Aim of the exercise: Each record is to be transcribed exactly.

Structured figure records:
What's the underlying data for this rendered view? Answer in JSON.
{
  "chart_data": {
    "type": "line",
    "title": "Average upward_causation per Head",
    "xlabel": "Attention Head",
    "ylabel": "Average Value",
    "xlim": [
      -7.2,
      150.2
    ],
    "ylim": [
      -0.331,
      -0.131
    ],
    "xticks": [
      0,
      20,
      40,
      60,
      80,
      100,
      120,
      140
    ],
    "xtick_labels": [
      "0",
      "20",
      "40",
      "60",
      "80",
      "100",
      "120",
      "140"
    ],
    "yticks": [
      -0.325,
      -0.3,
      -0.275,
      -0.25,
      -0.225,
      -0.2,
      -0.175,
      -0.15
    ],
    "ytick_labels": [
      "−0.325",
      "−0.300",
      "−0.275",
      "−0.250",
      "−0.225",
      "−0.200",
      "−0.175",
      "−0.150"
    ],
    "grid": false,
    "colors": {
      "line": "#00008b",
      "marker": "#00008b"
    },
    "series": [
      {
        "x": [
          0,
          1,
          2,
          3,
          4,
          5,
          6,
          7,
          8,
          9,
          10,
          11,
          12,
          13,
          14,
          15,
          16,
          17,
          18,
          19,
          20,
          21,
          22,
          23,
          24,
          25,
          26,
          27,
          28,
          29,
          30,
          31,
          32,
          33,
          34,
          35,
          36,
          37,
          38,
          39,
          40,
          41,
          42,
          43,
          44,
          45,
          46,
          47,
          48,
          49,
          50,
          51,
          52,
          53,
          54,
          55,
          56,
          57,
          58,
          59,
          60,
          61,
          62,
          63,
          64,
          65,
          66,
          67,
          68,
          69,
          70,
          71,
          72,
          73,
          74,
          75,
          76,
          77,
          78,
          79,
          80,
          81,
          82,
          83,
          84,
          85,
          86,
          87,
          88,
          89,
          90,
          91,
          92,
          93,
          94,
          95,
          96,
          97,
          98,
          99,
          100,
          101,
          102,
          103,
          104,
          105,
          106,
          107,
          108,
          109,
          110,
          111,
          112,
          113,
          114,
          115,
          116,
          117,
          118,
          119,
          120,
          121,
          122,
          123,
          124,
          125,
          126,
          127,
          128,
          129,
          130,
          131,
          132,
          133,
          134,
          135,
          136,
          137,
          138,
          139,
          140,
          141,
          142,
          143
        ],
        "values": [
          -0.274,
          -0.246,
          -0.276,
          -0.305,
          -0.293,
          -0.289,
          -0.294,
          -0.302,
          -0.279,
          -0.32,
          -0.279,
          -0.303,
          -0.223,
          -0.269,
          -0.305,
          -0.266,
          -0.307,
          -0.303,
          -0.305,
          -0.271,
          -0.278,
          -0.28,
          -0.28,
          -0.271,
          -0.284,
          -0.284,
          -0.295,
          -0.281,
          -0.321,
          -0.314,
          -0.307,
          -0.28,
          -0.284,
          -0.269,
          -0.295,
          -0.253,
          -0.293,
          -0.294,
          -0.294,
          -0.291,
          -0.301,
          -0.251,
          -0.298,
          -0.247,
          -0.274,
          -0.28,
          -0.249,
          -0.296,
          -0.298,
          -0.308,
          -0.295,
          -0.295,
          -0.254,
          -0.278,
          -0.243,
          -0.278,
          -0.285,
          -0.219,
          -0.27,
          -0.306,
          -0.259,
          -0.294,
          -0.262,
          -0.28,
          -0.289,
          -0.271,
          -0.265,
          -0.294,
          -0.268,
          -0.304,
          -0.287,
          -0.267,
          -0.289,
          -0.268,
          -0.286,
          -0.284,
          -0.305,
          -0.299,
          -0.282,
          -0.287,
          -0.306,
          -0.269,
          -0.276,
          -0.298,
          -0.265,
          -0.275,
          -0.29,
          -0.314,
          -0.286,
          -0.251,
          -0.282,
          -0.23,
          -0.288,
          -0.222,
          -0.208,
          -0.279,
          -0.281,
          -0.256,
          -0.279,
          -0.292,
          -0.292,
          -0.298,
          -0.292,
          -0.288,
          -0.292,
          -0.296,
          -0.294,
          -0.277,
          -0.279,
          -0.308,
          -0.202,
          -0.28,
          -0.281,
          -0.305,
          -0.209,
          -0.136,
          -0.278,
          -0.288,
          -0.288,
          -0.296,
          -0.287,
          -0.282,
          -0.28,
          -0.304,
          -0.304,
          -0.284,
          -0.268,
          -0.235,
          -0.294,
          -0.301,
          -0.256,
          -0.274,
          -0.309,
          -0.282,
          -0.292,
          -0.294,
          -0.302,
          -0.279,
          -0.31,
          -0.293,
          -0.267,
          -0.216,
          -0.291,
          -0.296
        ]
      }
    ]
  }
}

The solution:
What's the underlying data for this rendered view? Answer in JSON.
{
  "chart_data": {
    "type": "line",
    "title": "Average upward_causation per Head",
    "xlabel": "Attention Head",
    "ylabel": "Average Value",
    "xlim": [
      -7.2,
      150.2
    ],
    "ylim": [
      -0.331,
      -0.131
    ],
    "xticks": [
      0,
      20,
      40,
      60,
      80,
      100,
      120,
      140
    ],
    "xtick_labels": [
      "0",
      "20",
      "40",
      "60",
      "80",
      "100",
      "120",
      "140"
    ],
    "yticks": [
      -0.325,
      -0.3,
      -0.275,
      -0.25,
      -0.225,
      -0.2,
      -0.175,
      -0.15
    ],
    "ytick_labels": [
      "−0.325",
      "−0.300",
      "−0.275",
      "−0.250",
      "−0.225",
      "−0.200",
      "−0.175",
      "−0.150"
    ],
    "grid": false,
    "colors": {
      "line": "#00008b",
      "marker": "#00008b"
    },
    "series": [
      {
        "x": [
          0,
          1,
          2,
          3,
          4,
          5,
          6,
          7,
          8,
          9,
          10,
          11,
          12,
          13,
          14,
          15,
          16,
          17,
          18,
          19,
          20,
          21,
          22,
          23,
          24,
          25,
          26,
          27,
          28,
          29,
          30,
          31,
          32,
          33,
          34,
          35,
          36,
          37,
          38,
          39,
          40,
          41,
          42,
          43,
          44,
          45,
          46,
          47,
          48,
          49,
          50,
          51,
          52,
          53,
          54,
          55,
          56,
          57,
          58,
          59,
          60,
          61,
          62,
          63,
          64,
          65,
          66,
          67,
          68,
          69,
          70,
          71,
          72,
          73,
          74,
          75,
          76,
          77,
          78,
          79,
          80,
          81,
          82,
          83,
          84,
          85,
          86,
          87,
          88,
          89,
          90,
          91,
          92,
          93,
          94,
          95,
          96,
          97,
          98,
          99,
          100,
          101,
          102,
          103,
          104,
          105,
          106,
          107,
          108,
          109,
          110,
          111,
          112,
          113,
          114,
          115,
          116,
          117,
          118,
          119,
          120,
          121,
          122,
          123,
          124,
          125,
          126,
          127,
          128,
          129,
          130,
          131,
          132,
          133,
          134,
          135,
          136,
          137,
          138,
          139,
          140,
          141,
          142,
          143
        ],
        "values": [
          -0.274,
          -0.246,
          -0.276,
          -0.305,
          -0.293,
          -0.289,
          -0.294,
          -0.302,
          -0.279,
          -0.32,
          -0.279,
          -0.303,
          -0.223,
          -0.269,
          -0.305,
          -0.266,
          -0.307,
          -0.303,
          -0.305,
          -0.271,
          -0.278,
          -0.28,
          -0.28,
          -0.271,
          -0.284,
          -0.284,
          -0.295,
          -0.281,
          -0.321,
          -0.314,
          -0.307,
          -0.28,
          -0.284,
          -0.269,
          -0.295,
          -0.253,
          -0.293,
          -0.294,
          -0.294,
          -0.291,
          -0.301,
          -0.251,
          -0.298,
          -0.247,
          -0.274,
          -0.28,
          -0.249,
          -0.296,
          -0.298,
          -0.308,
          -0.295,
          -0.295,
          -0.254,
          -0.278,
          -0.243,
          -0.278,
          -0.285,
          -0.219,
          -0.27,
          -0.306,
          -0.259,
          -0.294,
          -0.262,
          -0.28,
          -0.289,
          -0.271,
          -0.265,
          -0.294,
          -0.268,
          -0.304,
          -0.287,
          -0.267,
          -0.289,
          -0.268,
          -0.286,
          -0.284,
          -0.305,
          -0.299,
          -0.282,
          -0.287,
          -0.306,
          -0.269,
          -0.276,
          -0.298,
          -0.265,
          -0.275,
          -0.29,
          -0.314,
          -0.286,
          -0.251,
          -0.282,
          -0.23,
          -0.288,
          -0.222,
          -0.208,
          -0.279,
          -0.281,
          -0.256,
          -0.279,
          -0.292,
          -0.292,
          -0.298,
          -0.292,
          -0.288,
          -0.292,
          -0.296,
          -0.294,
          -0.277,
          -0.279,
          -0.308,
          -0.202,
          -0.28,
          -0.281,
          -0.305,
          -0.209,
          -0.136,
          -0.278,
          -0.288,
          -0.288,
          -0.296,
          -0.287,
          -0.282,
          -0.28,
          -0.304,
          -0.304,
          -0.284,
          -0.268,
          -0.235,
          -0.294,
          -0.301,
          -0.256,
          -0.274,
          -0.309,
          -0.282,
          -0.292,
          -0.294,
          -0.302,
          -0.279,
          -0.31,
          -0.293,
          -0.267,
          -0.216,
          -0.291,
          -0.296
        ]
      }
    ]
  }
}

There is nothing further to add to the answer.